### TASK DIRECTIONS
Set each entry down verbatim, omitting images.
──────── ENTRIES SHOWN ────────
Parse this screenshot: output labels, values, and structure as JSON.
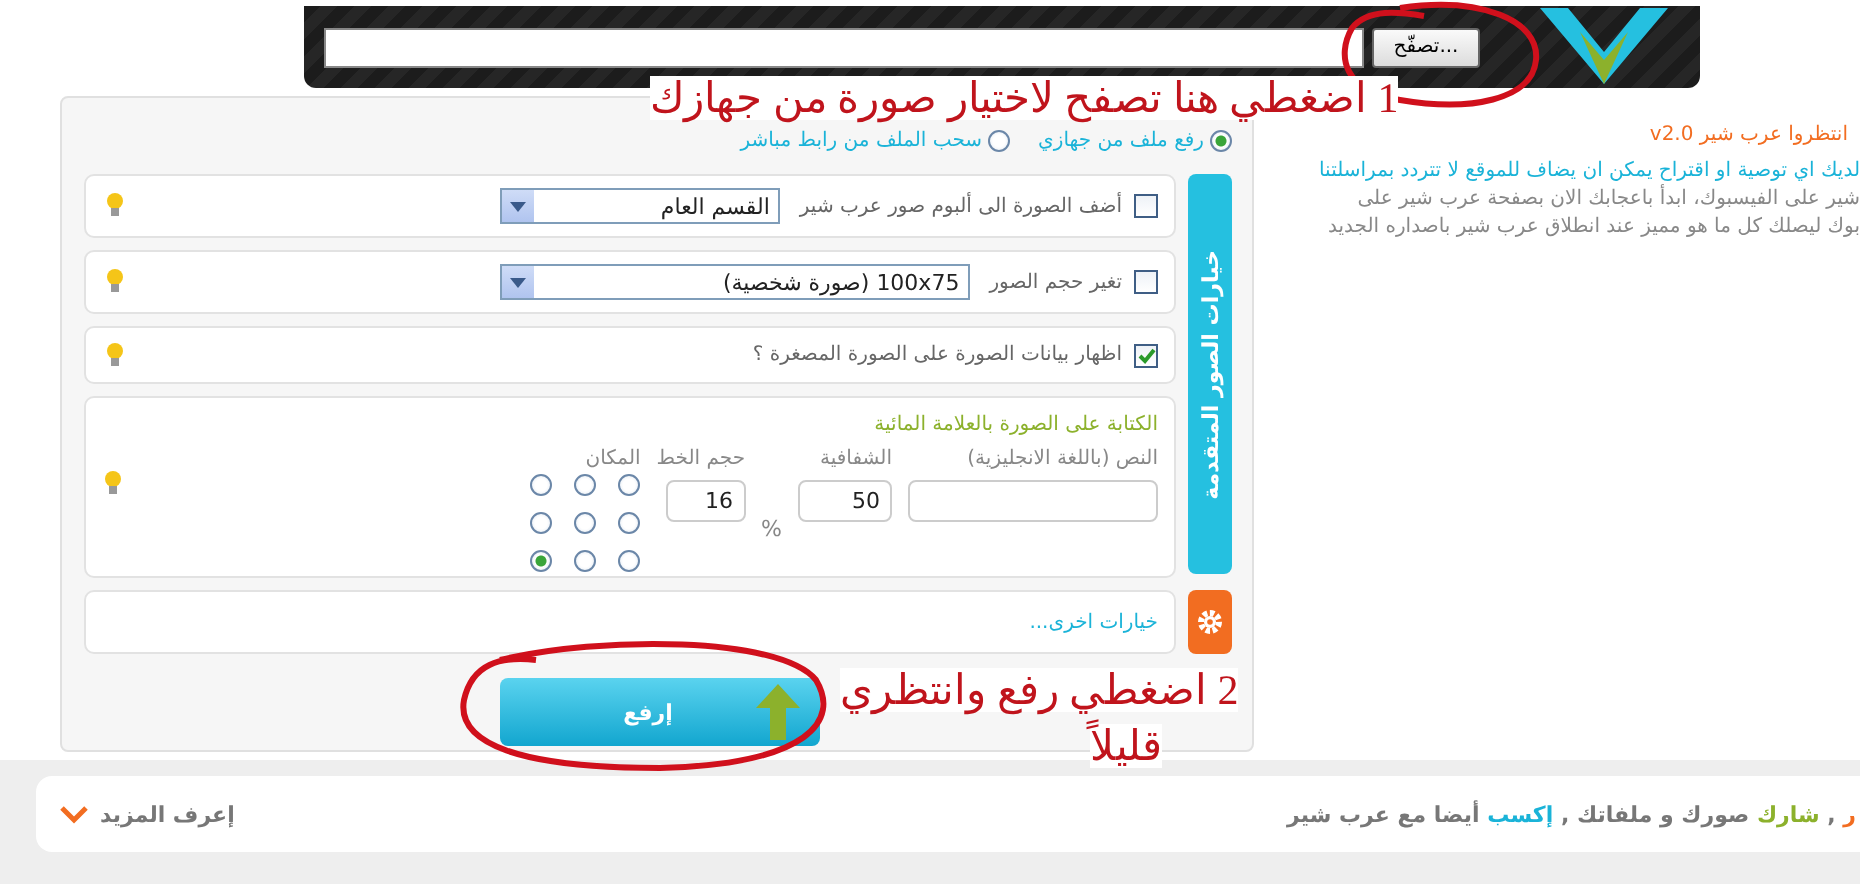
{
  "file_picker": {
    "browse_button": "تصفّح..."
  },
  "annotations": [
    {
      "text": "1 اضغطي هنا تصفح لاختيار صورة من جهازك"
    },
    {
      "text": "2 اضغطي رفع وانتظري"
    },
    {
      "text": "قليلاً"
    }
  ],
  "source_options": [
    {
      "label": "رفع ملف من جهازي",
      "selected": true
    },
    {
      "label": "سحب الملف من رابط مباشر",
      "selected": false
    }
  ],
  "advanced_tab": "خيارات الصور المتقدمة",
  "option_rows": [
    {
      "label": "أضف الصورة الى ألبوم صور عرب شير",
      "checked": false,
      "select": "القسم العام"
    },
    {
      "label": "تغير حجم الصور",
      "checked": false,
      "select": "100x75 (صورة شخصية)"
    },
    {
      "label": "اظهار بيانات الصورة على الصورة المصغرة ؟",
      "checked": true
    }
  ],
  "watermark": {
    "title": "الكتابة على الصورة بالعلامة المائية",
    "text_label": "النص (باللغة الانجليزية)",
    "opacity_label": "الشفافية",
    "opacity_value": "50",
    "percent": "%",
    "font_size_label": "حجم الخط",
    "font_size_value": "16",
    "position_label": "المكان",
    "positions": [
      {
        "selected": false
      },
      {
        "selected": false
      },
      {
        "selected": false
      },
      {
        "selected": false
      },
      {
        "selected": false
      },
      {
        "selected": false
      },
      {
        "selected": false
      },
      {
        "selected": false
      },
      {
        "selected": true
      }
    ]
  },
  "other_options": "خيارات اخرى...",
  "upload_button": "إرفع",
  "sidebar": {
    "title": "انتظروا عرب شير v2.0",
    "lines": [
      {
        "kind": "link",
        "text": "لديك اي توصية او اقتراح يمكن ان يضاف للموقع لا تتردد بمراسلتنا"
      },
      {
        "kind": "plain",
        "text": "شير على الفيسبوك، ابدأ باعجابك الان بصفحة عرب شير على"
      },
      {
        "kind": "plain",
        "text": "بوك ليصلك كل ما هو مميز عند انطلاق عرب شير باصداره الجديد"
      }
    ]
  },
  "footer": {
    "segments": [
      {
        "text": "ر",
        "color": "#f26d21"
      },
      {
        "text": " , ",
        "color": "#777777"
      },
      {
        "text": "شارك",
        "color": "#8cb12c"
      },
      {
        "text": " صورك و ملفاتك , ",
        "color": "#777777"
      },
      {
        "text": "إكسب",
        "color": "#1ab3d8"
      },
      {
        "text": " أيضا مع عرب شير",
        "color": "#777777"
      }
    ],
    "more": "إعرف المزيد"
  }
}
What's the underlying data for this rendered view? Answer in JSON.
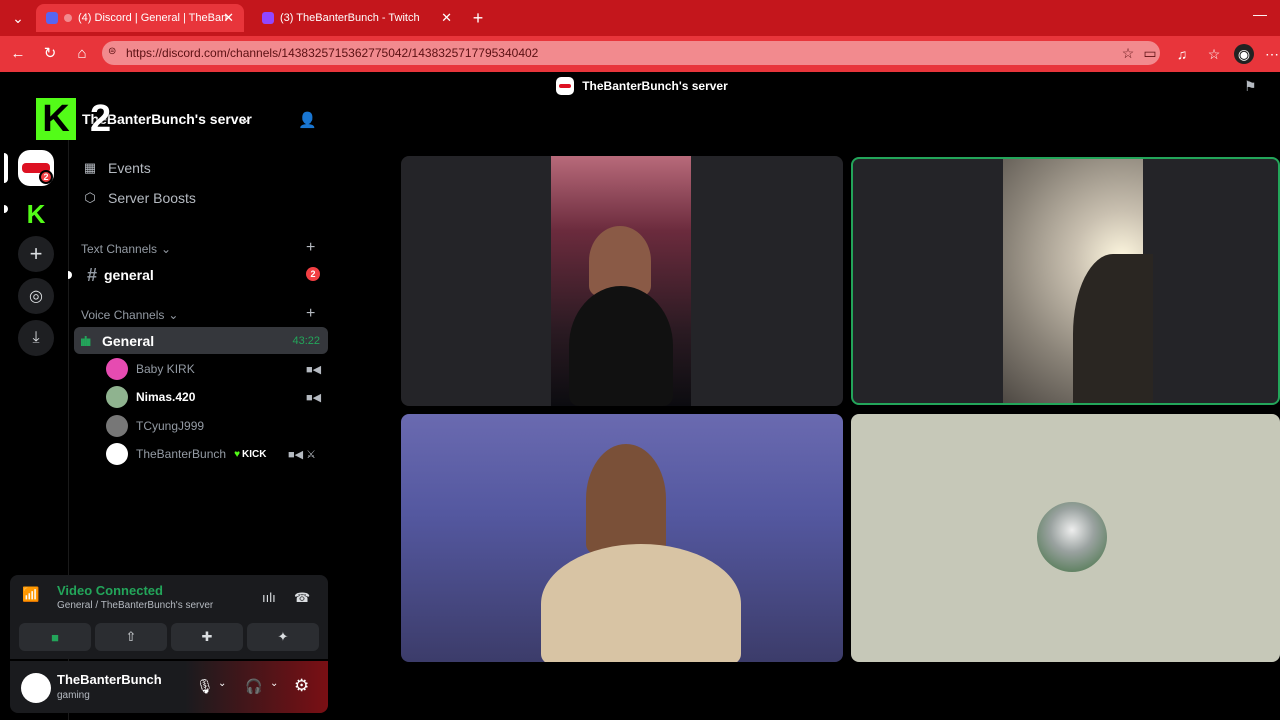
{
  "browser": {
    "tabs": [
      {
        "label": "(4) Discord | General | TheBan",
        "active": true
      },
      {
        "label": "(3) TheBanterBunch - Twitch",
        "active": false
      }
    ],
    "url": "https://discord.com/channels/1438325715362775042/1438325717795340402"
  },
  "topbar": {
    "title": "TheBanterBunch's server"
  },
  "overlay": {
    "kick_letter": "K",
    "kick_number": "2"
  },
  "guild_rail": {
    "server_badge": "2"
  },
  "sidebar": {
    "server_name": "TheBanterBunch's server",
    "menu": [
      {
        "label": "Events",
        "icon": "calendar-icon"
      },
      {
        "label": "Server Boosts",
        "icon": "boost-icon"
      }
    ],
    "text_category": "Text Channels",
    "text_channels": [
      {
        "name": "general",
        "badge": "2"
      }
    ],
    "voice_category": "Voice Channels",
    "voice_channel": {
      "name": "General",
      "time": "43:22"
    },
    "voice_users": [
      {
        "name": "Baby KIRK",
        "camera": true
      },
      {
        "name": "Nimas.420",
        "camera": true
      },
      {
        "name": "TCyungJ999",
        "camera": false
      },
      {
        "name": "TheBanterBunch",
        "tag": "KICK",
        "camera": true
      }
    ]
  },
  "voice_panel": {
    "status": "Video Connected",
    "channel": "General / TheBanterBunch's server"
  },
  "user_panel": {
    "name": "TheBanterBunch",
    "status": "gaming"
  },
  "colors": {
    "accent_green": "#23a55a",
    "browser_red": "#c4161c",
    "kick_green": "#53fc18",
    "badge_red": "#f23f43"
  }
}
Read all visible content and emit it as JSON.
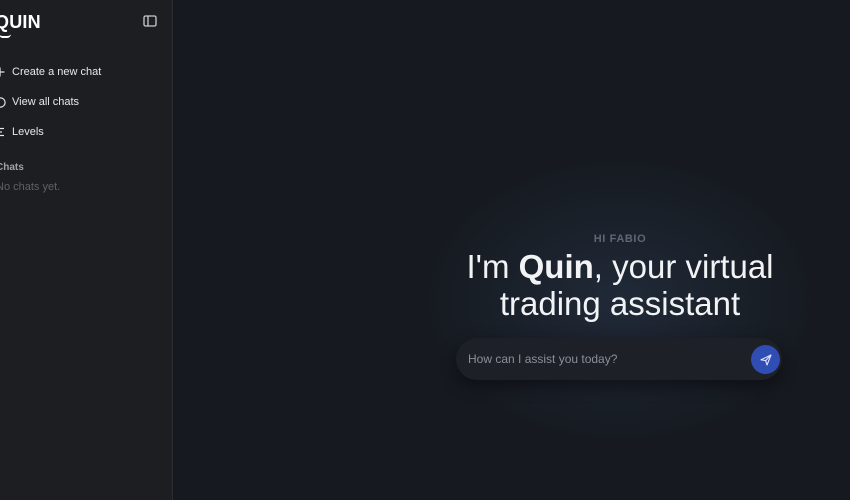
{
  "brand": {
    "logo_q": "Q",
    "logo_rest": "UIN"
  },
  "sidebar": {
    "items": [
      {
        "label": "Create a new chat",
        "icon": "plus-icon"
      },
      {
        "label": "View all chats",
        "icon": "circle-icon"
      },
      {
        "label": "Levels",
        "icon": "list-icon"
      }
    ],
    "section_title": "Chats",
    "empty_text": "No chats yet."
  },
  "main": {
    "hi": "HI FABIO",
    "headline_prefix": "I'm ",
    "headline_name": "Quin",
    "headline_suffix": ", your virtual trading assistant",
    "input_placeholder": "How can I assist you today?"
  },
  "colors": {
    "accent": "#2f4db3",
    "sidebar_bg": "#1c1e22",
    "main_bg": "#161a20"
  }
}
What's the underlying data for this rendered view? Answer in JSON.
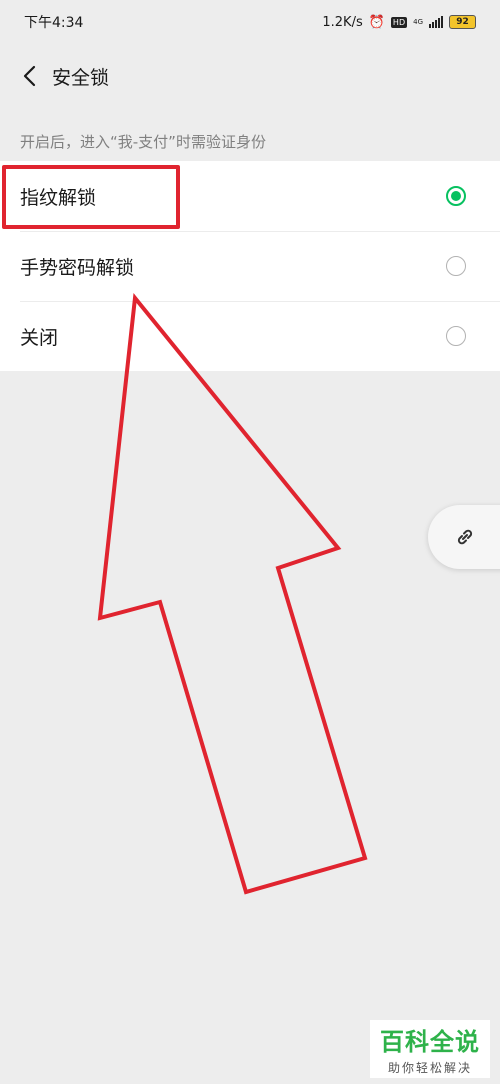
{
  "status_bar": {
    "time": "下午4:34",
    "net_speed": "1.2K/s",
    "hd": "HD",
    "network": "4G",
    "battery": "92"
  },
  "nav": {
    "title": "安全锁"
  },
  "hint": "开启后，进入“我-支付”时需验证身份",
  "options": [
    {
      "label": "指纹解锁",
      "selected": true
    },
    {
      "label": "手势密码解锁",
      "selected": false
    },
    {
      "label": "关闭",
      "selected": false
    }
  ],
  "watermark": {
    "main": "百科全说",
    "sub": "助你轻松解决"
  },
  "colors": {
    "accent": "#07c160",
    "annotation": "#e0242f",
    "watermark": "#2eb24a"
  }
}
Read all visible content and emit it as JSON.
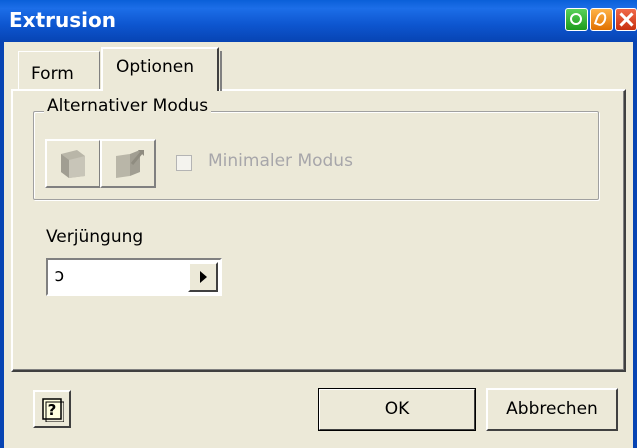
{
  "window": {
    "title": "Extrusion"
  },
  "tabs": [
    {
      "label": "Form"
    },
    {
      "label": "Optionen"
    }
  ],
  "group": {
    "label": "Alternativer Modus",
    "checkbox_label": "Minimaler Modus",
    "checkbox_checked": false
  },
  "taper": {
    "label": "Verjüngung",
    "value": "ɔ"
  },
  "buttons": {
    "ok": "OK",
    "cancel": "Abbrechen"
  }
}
────────
### THE REPLY
Parse this screenshot: output labels, values, and structure as JSON.
{
  "file_picker": {
    "browse_button": "تصفّح..."
  },
  "annotations": [
    {
      "text": "1 اضغطي هنا تصفح لاختيار صورة من جهازك"
    },
    {
      "text": "2 اضغطي رفع وانتظري"
    },
    {
      "text": "قليلاً"
    }
  ],
  "source_options": [
    {
      "label": "رفع ملف من جهازي",
      "selected": true
    },
    {
      "label": "سحب الملف من رابط مباشر",
      "selected": false
    }
  ],
  "advanced_tab": "خيارات الصور المتقدمة",
  "option_rows": [
    {
      "label": "أضف الصورة الى ألبوم صور عرب شير",
      "checked": false,
      "select": "القسم العام"
    },
    {
      "label": "تغير حجم الصور",
      "checked": false,
      "select": "100x75 (صورة شخصية)"
    },
    {
      "label": "اظهار بيانات الصورة على الصورة المصغرة ؟",
      "checked": true
    }
  ],
  "watermark": {
    "title": "الكتابة على الصورة بالعلامة المائية",
    "text_label": "النص (باللغة الانجليزية)",
    "opacity_label": "الشفافية",
    "opacity_value": "50",
    "percent": "%",
    "font_size_label": "حجم الخط",
    "font_size_value": "16",
    "position_label": "المكان",
    "positions": [
      {
        "selected": false
      },
      {
        "selected": false
      },
      {
        "selected": false
      },
      {
        "selected": false
      },
      {
        "selected": false
      },
      {
        "selected": false
      },
      {
        "selected": false
      },
      {
        "selected": false
      },
      {
        "selected": true
      }
    ]
  },
  "other_options": "خيارات اخرى...",
  "upload_button": "إرفع",
  "sidebar": {
    "title": "انتظروا عرب شير v2.0",
    "lines": [
      {
        "kind": "link",
        "text": "لديك اي توصية او اقتراح يمكن ان يضاف للموقع لا تتردد بمراسلتنا"
      },
      {
        "kind": "plain",
        "text": "شير على الفيسبوك، ابدأ باعجابك الان بصفحة عرب شير على"
      },
      {
        "kind": "plain",
        "text": "بوك ليصلك كل ما هو مميز عند انطلاق عرب شير باصداره الجديد"
      }
    ]
  },
  "footer": {
    "segments": [
      {
        "text": "ر",
        "color": "#f26d21"
      },
      {
        "text": " , ",
        "color": "#777777"
      },
      {
        "text": "شارك",
        "color": "#8cb12c"
      },
      {
        "text": " صورك و ملفاتك , ",
        "color": "#777777"
      },
      {
        "text": "إكسب",
        "color": "#1ab3d8"
      },
      {
        "text": " أيضا مع عرب شير",
        "color": "#777777"
      }
    ],
    "more": "إعرف المزيد"
  }
}
What's the underlying data for this rendered view? Answer in JSON.
{
  "browser": {
    "tabs": [
      {
        "label": "(4) Discord | General | TheBan",
        "active": true
      },
      {
        "label": "(3) TheBanterBunch - Twitch",
        "active": false
      }
    ],
    "url": "https://discord.com/channels/1438325715362775042/1438325717795340402"
  },
  "topbar": {
    "title": "TheBanterBunch's server"
  },
  "overlay": {
    "kick_letter": "K",
    "kick_number": "2"
  },
  "guild_rail": {
    "server_badge": "2"
  },
  "sidebar": {
    "server_name": "TheBanterBunch's server",
    "menu": [
      {
        "label": "Events",
        "icon": "calendar-icon"
      },
      {
        "label": "Server Boosts",
        "icon": "boost-icon"
      }
    ],
    "text_category": "Text Channels",
    "text_channels": [
      {
        "name": "general",
        "badge": "2"
      }
    ],
    "voice_category": "Voice Channels",
    "voice_channel": {
      "name": "General",
      "time": "43:22"
    },
    "voice_users": [
      {
        "name": "Baby KIRK",
        "camera": true
      },
      {
        "name": "Nimas.420",
        "camera": true
      },
      {
        "name": "TCyungJ999",
        "camera": false
      },
      {
        "name": "TheBanterBunch",
        "tag": "KICK",
        "camera": true
      }
    ]
  },
  "voice_panel": {
    "status": "Video Connected",
    "channel": "General / TheBanterBunch's server"
  },
  "user_panel": {
    "name": "TheBanterBunch",
    "status": "gaming"
  },
  "colors": {
    "accent_green": "#23a55a",
    "browser_red": "#c4161c",
    "kick_green": "#53fc18",
    "badge_red": "#f23f43"
  }
}
Read all visible content and emit it as JSON.
{
  "brand": {
    "logo_q": "Q",
    "logo_rest": "UIN"
  },
  "sidebar": {
    "items": [
      {
        "label": "Create a new chat",
        "icon": "plus-icon"
      },
      {
        "label": "View all chats",
        "icon": "circle-icon"
      },
      {
        "label": "Levels",
        "icon": "list-icon"
      }
    ],
    "section_title": "Chats",
    "empty_text": "No chats yet."
  },
  "main": {
    "hi": "HI FABIO",
    "headline_prefix": "I'm ",
    "headline_name": "Quin",
    "headline_suffix": ", your virtual trading assistant",
    "input_placeholder": "How can I assist you today?"
  },
  "colors": {
    "accent": "#2f4db3",
    "sidebar_bg": "#1c1e22",
    "main_bg": "#161a20"
  }
}
What's the underlying data for this rendered view? Answer in JSON.
{
  "status_bar": {
    "time": "下午4:34",
    "net_speed": "1.2K/s",
    "hd": "HD",
    "network": "4G",
    "battery": "92"
  },
  "nav": {
    "title": "安全锁"
  },
  "hint": "开启后，进入“我-支付”时需验证身份",
  "options": [
    {
      "label": "指纹解锁",
      "selected": true
    },
    {
      "label": "手势密码解锁",
      "selected": false
    },
    {
      "label": "关闭",
      "selected": false
    }
  ],
  "watermark": {
    "main": "百科全说",
    "sub": "助你轻松解决"
  },
  "colors": {
    "accent": "#07c160",
    "annotation": "#e0242f",
    "watermark": "#2eb24a"
  }
}
Read all visible content and emit it as JSON.
{
  "window": {
    "title": "Extrusion"
  },
  "tabs": [
    {
      "label": "Form"
    },
    {
      "label": "Optionen"
    }
  ],
  "group": {
    "label": "Alternativer Modus",
    "checkbox_label": "Minimaler Modus",
    "checkbox_checked": false
  },
  "taper": {
    "label": "Verjüngung",
    "value": "ɔ"
  },
  "buttons": {
    "ok": "OK",
    "cancel": "Abbrechen"
  }
}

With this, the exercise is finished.